▶ **TASK STATEMENT**:
Scan the listing below. Report each line that includes "visible".

▶ **MATERIAL SUPPLIED**:
%%

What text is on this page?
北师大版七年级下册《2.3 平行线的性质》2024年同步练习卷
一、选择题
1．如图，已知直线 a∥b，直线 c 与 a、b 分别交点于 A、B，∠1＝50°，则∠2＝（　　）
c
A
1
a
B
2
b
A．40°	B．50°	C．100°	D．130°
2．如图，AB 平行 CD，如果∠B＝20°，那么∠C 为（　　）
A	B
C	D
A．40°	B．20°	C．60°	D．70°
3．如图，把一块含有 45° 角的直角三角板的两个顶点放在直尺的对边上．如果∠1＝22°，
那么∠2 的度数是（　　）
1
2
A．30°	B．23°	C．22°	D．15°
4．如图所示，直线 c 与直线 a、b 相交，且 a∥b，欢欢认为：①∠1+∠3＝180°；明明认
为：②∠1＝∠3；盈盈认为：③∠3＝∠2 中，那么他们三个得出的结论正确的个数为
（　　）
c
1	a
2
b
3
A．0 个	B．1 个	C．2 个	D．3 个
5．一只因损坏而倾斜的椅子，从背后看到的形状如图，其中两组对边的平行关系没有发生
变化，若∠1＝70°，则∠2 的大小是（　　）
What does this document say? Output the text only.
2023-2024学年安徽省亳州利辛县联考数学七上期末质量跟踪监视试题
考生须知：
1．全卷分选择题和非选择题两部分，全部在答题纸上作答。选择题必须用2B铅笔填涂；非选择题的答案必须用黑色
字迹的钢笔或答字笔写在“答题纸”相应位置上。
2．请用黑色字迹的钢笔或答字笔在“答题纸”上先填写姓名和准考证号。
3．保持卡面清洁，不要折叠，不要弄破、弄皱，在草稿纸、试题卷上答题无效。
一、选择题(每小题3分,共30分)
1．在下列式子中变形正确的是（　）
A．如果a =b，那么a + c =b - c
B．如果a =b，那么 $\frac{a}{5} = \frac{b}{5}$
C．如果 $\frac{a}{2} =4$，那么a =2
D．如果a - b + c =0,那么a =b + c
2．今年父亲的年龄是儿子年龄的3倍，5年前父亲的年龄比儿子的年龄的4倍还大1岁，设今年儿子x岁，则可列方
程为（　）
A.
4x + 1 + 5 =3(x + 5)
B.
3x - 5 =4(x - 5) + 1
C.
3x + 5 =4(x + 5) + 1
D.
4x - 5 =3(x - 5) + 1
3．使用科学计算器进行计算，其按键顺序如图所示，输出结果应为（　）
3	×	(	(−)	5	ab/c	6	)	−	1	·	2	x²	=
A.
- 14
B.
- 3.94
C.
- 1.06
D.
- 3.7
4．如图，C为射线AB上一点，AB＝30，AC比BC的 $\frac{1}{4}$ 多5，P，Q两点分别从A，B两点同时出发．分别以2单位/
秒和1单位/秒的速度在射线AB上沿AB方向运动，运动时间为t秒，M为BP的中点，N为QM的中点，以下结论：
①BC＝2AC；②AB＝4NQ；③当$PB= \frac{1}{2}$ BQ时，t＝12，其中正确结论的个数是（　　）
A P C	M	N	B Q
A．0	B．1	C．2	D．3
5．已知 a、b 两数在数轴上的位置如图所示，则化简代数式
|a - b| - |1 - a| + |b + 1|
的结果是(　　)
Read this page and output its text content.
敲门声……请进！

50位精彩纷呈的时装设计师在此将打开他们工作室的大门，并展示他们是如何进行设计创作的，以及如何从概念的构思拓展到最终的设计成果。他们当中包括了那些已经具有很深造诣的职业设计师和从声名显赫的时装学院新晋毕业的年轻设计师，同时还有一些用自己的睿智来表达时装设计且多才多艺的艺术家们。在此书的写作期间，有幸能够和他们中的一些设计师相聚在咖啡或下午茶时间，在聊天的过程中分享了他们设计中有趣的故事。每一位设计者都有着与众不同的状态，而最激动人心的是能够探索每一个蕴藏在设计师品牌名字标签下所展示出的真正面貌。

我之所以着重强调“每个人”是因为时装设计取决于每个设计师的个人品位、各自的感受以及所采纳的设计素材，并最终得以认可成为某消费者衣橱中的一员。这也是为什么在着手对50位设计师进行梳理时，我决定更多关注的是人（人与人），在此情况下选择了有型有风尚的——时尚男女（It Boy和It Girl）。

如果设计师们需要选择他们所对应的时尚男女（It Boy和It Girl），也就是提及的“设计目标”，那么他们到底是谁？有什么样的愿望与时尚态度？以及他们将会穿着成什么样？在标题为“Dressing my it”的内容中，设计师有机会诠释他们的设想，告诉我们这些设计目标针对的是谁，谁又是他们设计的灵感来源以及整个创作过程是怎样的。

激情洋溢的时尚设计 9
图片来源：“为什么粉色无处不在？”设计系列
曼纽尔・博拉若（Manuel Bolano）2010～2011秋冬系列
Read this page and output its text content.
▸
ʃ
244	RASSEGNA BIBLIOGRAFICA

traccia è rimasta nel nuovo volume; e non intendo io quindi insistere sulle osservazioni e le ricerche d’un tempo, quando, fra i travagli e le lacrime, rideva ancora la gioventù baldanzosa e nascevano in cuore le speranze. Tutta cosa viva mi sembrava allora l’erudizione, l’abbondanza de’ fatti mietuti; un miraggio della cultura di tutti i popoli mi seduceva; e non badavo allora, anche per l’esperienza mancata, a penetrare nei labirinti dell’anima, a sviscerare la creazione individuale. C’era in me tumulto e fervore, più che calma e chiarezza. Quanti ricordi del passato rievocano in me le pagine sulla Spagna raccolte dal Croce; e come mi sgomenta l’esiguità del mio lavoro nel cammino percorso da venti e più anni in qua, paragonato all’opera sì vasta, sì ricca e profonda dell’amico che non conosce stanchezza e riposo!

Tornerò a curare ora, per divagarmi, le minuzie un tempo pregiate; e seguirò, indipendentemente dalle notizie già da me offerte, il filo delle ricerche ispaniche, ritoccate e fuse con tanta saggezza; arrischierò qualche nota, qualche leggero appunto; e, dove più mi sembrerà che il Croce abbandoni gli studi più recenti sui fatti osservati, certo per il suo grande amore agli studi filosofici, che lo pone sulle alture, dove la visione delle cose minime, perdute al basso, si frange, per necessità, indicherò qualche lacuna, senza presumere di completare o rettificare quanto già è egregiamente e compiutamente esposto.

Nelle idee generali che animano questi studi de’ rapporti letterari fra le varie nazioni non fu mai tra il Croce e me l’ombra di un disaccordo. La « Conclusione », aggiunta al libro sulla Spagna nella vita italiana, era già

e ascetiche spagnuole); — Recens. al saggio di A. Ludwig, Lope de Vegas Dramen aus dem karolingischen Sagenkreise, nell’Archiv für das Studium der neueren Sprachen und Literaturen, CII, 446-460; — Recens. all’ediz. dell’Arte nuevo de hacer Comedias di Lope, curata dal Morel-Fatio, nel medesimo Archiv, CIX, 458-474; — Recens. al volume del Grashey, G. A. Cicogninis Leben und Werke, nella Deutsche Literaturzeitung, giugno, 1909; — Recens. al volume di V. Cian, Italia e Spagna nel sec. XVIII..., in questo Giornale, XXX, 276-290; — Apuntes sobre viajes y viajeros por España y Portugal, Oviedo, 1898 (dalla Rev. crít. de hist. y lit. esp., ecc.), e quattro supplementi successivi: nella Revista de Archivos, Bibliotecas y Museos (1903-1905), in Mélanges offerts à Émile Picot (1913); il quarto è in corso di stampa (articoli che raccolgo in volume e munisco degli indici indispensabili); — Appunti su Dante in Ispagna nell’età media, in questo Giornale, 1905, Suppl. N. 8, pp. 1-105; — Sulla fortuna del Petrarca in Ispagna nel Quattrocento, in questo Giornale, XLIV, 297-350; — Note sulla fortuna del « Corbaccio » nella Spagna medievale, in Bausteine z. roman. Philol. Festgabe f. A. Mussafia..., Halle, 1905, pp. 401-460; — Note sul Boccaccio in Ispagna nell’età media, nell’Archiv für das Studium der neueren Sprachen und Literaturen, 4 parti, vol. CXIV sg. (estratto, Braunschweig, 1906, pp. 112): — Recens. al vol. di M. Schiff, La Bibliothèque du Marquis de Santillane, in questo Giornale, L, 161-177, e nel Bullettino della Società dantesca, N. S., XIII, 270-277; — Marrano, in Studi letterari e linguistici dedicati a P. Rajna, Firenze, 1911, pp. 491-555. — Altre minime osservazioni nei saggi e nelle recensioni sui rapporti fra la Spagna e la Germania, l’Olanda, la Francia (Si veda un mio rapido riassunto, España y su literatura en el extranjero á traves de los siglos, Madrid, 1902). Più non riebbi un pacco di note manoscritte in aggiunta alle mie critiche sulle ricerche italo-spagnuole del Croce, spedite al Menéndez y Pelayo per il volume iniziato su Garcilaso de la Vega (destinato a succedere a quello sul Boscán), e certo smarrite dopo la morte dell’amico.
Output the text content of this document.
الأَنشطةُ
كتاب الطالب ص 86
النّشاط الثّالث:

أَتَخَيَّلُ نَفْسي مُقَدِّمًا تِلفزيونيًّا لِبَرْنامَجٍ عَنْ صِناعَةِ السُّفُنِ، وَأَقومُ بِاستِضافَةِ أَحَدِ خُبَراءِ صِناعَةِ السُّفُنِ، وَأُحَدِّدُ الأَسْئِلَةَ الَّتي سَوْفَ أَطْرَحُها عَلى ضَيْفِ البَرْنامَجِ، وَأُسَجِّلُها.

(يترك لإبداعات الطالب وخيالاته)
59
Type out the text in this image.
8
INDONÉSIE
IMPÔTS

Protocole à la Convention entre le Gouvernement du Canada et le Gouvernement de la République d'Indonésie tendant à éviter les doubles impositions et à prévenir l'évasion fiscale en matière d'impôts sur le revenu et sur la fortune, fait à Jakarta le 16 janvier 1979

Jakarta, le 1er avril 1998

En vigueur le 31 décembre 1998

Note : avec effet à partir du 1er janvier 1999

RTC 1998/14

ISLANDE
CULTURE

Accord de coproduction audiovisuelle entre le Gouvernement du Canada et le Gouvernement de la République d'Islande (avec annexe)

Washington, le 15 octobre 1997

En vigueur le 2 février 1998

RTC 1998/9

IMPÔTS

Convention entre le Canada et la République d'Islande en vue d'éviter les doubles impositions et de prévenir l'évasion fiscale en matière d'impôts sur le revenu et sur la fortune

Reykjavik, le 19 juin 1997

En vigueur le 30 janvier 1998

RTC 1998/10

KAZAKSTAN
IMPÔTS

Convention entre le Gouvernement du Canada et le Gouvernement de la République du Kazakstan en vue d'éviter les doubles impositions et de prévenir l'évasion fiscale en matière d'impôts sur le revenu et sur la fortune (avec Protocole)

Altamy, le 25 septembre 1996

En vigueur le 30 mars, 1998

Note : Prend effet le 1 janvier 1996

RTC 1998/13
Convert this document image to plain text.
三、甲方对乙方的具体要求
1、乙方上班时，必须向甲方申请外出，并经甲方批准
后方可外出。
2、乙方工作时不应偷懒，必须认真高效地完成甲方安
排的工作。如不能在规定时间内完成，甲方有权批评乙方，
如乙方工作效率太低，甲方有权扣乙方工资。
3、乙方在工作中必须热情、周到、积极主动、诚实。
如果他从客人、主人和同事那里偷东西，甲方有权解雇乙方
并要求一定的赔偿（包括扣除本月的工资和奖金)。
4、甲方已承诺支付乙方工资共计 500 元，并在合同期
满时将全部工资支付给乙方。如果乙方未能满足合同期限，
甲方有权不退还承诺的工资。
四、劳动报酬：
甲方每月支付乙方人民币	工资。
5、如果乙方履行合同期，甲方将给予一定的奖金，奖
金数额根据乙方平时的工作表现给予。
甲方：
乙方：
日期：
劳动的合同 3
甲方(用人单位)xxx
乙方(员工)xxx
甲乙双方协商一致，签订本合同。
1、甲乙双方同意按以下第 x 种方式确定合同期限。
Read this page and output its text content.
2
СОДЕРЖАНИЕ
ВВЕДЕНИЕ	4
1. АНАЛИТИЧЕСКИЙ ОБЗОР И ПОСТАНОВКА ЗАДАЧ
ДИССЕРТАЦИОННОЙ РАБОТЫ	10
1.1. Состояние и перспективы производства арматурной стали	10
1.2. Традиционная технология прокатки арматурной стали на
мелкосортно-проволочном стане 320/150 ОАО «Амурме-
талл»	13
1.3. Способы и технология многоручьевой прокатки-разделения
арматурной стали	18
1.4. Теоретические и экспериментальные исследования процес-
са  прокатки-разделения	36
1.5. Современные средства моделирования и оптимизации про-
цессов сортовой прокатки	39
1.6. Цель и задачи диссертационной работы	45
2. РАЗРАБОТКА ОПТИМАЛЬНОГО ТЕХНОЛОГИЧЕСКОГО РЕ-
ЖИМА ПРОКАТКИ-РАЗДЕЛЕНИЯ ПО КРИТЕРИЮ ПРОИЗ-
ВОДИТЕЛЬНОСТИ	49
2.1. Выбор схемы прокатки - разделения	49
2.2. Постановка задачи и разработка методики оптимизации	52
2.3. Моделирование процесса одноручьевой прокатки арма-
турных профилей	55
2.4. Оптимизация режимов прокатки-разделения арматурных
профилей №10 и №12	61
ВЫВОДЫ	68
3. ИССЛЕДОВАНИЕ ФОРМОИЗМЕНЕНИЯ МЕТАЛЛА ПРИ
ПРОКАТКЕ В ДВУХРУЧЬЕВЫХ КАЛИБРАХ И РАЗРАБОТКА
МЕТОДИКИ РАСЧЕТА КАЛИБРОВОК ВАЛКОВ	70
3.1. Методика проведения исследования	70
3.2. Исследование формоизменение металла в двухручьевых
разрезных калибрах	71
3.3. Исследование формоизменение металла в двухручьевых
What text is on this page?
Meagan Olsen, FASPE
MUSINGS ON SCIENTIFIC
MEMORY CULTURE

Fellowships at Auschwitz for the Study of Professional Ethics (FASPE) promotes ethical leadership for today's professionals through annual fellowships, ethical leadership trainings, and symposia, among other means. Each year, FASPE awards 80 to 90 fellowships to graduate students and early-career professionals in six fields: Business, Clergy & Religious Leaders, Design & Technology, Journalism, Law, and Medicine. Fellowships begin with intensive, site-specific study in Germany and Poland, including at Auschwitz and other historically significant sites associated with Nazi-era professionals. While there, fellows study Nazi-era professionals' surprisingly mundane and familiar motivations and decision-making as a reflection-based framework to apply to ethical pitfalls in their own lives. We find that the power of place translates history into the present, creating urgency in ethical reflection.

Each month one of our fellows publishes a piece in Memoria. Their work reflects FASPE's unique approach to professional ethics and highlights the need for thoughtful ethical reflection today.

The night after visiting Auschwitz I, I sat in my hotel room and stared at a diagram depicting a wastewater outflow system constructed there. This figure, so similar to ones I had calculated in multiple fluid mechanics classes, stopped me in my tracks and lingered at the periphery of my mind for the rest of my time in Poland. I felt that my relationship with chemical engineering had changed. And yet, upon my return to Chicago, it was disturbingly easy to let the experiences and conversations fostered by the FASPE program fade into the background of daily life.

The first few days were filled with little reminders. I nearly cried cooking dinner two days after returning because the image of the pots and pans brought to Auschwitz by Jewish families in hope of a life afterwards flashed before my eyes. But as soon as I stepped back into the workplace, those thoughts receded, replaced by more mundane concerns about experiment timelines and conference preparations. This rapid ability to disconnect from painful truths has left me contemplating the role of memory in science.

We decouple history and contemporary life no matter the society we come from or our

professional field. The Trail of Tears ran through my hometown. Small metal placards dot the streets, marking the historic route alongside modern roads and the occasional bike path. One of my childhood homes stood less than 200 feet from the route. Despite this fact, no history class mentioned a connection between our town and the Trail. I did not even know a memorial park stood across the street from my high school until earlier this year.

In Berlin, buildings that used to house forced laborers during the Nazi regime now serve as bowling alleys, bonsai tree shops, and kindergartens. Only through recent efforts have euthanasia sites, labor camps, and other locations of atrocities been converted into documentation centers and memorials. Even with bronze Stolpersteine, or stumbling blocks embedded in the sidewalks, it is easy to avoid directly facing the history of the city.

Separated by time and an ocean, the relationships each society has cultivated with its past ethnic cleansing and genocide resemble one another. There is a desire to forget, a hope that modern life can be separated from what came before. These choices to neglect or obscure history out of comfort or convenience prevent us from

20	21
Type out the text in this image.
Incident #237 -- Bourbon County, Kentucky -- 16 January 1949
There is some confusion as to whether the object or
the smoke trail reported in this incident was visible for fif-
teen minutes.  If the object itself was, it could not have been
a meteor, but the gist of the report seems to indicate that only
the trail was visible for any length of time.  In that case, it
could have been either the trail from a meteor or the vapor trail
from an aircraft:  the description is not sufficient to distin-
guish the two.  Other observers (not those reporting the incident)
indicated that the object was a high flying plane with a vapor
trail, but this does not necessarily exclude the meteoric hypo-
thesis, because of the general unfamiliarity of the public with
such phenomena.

%%

▶ **TASK RESULT**:
the smoke trail reported in this incident was visible for fif-
the trail was visible for any length of time.  In that case, it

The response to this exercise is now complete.